Give an exact transcription of every line, dropping the images.

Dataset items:
--
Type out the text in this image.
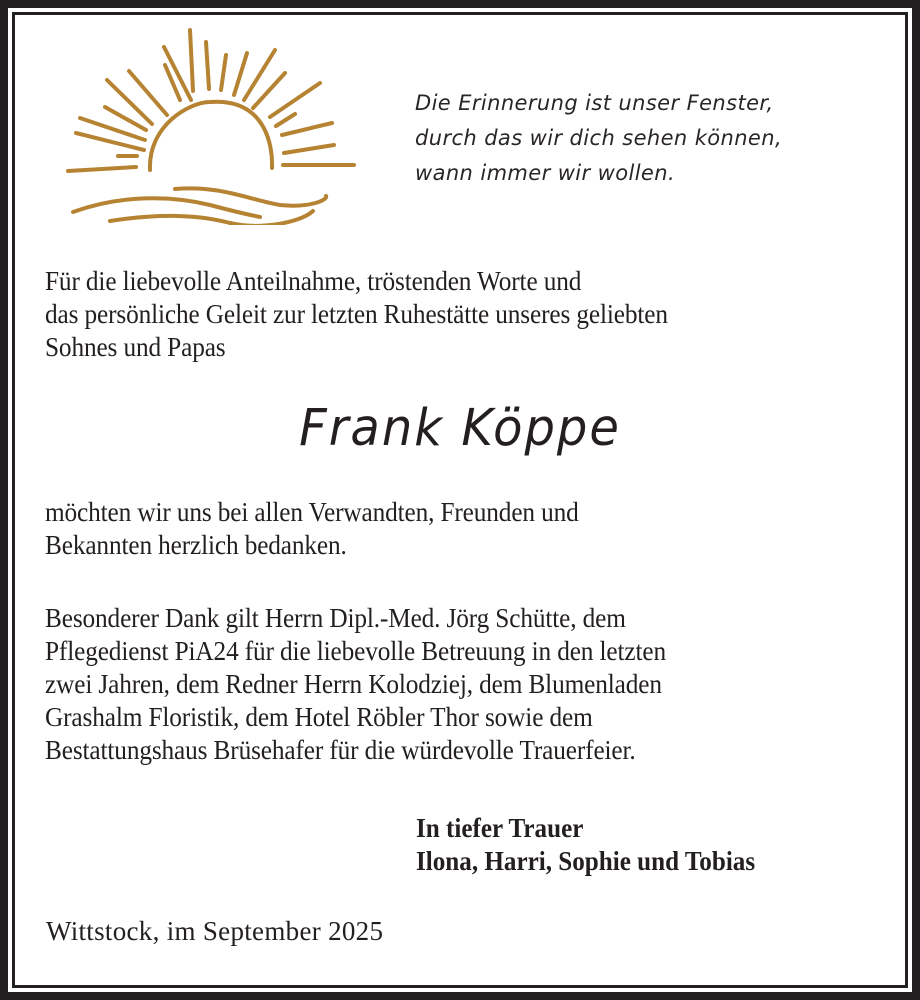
Die Erinnerung ist unser Fenster,
durch das wir dich sehen können,
wann immer wir wollen.
Für die liebevolle Anteilnahme, tröstenden Worte und
das persönliche Geleit zur letzten Ruhestätte unseres geliebten
Sohnes und Papas
Frank Köppe
möchten wir uns bei allen Verwandten, Freunden und
Bekannten herzlich bedanken.
Besonderer Dank gilt Herrn Dipl.-Med. Jörg Schütte, dem
Pflegedienst PiA24 für die liebevolle Betreuung in den letzten
zwei Jahren, dem Redner Herrn Kolodziej, dem Blumenladen
Grashalm Floristik, dem Hotel Röbler Thor sowie dem
Bestattungshaus Brüsehafer für die würdevolle Trauerfeier.
In tiefer Trauer
Ilona, Harri, Sophie und Tobias
Wittstock, im September 2025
--
• _Solution below_
Type out the text in this image.
Die Erinnerung ist unser Fenster,
durch das wir dich sehen können,
wann immer wir wollen.
Für die liebevolle Anteilnahme, tröstenden Worte und
das persönliche Geleit zur letzten Ruhestätte unseres geliebten
Sohnes und Papas
Frank Köppe
möchten wir uns bei allen Verwandten, Freunden und
Bekannten herzlich bedanken.
Besonderer Dank gilt Herrn Dipl.-Med. Jörg Schütte, dem
Pflegedienst PiA24 für die liebevolle Betreuung in den letzten
zwei Jahren, dem Redner Herrn Kolodziej, dem Blumenladen
Grashalm Floristik, dem Hotel Röbler Thor sowie dem
Bestattungshaus Brüsehafer für die würdevolle Trauerfeier.
In tiefer Trauer
Ilona, Harri, Sophie und Tobias
Wittstock, im September 2025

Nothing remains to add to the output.